Please transcribe the data that follows without the pictures, keeping every word the same.

Begin INPUT RECORDS

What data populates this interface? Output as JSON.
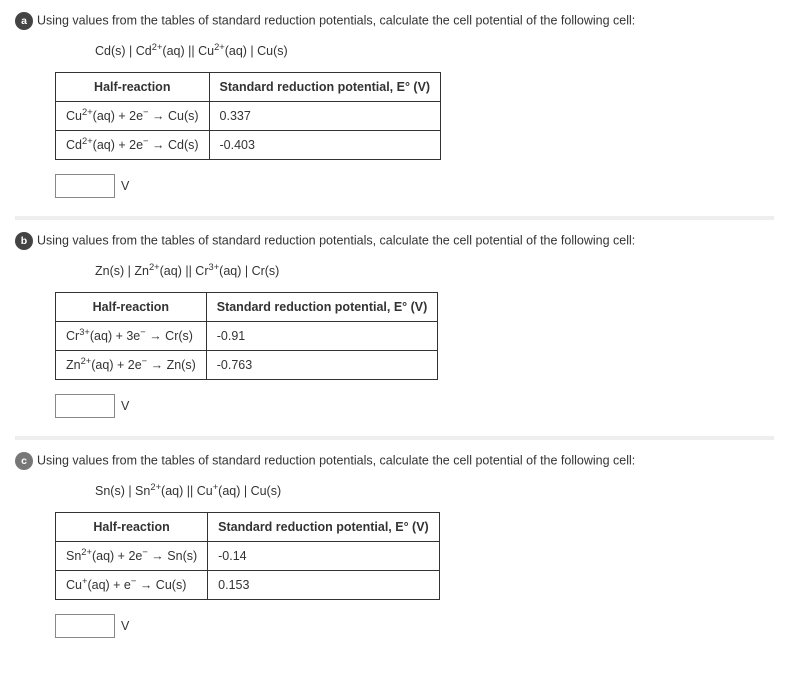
{
  "questions": [
    {
      "badge": "a",
      "badge_class": "",
      "prompt": "Using values from the tables of standard reduction potentials, calculate the cell potential of the following cell:",
      "cell_notation_html": "Cd(s) | Cd<sup>2+</sup>(aq) || Cu<sup>2+</sup>(aq) | Cu(s)",
      "table": {
        "headers": [
          "Half-reaction",
          "Standard reduction potential, E° (V)"
        ],
        "rows": [
          {
            "reaction_html": "Cu<sup>2+</sup>(aq) + 2e<sup>−</sup> → Cu(s)",
            "potential": "0.337"
          },
          {
            "reaction_html": "Cd<sup>2+</sup>(aq) + 2e<sup>−</sup> → Cd(s)",
            "potential": "-0.403"
          }
        ]
      },
      "unit": "V"
    },
    {
      "badge": "b",
      "badge_class": "",
      "prompt": "Using values from the tables of standard reduction potentials, calculate the cell potential of the following cell:",
      "cell_notation_html": "Zn(s) | Zn<sup>2+</sup>(aq) || Cr<sup>3+</sup>(aq) | Cr(s)",
      "table": {
        "headers": [
          "Half-reaction",
          "Standard reduction potential, E° (V)"
        ],
        "rows": [
          {
            "reaction_html": "Cr<sup>3+</sup>(aq) + 3e<sup>−</sup> → Cr(s)",
            "potential": "-0.91"
          },
          {
            "reaction_html": "Zn<sup>2+</sup>(aq) + 2e<sup>−</sup> → Zn(s)",
            "potential": "-0.763"
          }
        ]
      },
      "unit": "V"
    },
    {
      "badge": "c",
      "badge_class": "c",
      "prompt": "Using values from the tables of standard reduction potentials, calculate the cell potential of the following cell:",
      "cell_notation_html": "Sn(s) | Sn<sup>2+</sup>(aq) || Cu<sup>+</sup>(aq) | Cu(s)",
      "table": {
        "headers": [
          "Half-reaction",
          "Standard reduction potential, E° (V)"
        ],
        "rows": [
          {
            "reaction_html": "Sn<sup>2+</sup>(aq) + 2e<sup>−</sup> → Sn(s)",
            "potential": "-0.14"
          },
          {
            "reaction_html": "Cu<sup>+</sup>(aq) + e<sup>−</sup> → Cu(s)",
            "potential": "0.153"
          }
        ]
      },
      "unit": "V"
    }
  ]
}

End INPUT RECORDS

SOLUTION BELOW
What data populates this interface? Output as JSON.
{
  "questions": [
    {
      "badge": "a",
      "badge_class": "",
      "prompt": "Using values from the tables of standard reduction potentials, calculate the cell potential of the following cell:",
      "cell_notation_html": "Cd(s) | Cd<sup>2+</sup>(aq) || Cu<sup>2+</sup>(aq) | Cu(s)",
      "table": {
        "headers": [
          "Half-reaction",
          "Standard reduction potential, E° (V)"
        ],
        "rows": [
          {
            "reaction_html": "Cu<sup>2+</sup>(aq) + 2e<sup>−</sup> → Cu(s)",
            "potential": "0.337"
          },
          {
            "reaction_html": "Cd<sup>2+</sup>(aq) + 2e<sup>−</sup> → Cd(s)",
            "potential": "-0.403"
          }
        ]
      },
      "unit": "V"
    },
    {
      "badge": "b",
      "badge_class": "",
      "prompt": "Using values from the tables of standard reduction potentials, calculate the cell potential of the following cell:",
      "cell_notation_html": "Zn(s) | Zn<sup>2+</sup>(aq) || Cr<sup>3+</sup>(aq) | Cr(s)",
      "table": {
        "headers": [
          "Half-reaction",
          "Standard reduction potential, E° (V)"
        ],
        "rows": [
          {
            "reaction_html": "Cr<sup>3+</sup>(aq) + 3e<sup>−</sup> → Cr(s)",
            "potential": "-0.91"
          },
          {
            "reaction_html": "Zn<sup>2+</sup>(aq) + 2e<sup>−</sup> → Zn(s)",
            "potential": "-0.763"
          }
        ]
      },
      "unit": "V"
    },
    {
      "badge": "c",
      "badge_class": "c",
      "prompt": "Using values from the tables of standard reduction potentials, calculate the cell potential of the following cell:",
      "cell_notation_html": "Sn(s) | Sn<sup>2+</sup>(aq) || Cu<sup>+</sup>(aq) | Cu(s)",
      "table": {
        "headers": [
          "Half-reaction",
          "Standard reduction potential, E° (V)"
        ],
        "rows": [
          {
            "reaction_html": "Sn<sup>2+</sup>(aq) + 2e<sup>−</sup> → Sn(s)",
            "potential": "-0.14"
          },
          {
            "reaction_html": "Cu<sup>+</sup>(aq) + e<sup>−</sup> → Cu(s)",
            "potential": "0.153"
          }
        ]
      },
      "unit": "V"
    }
  ]
}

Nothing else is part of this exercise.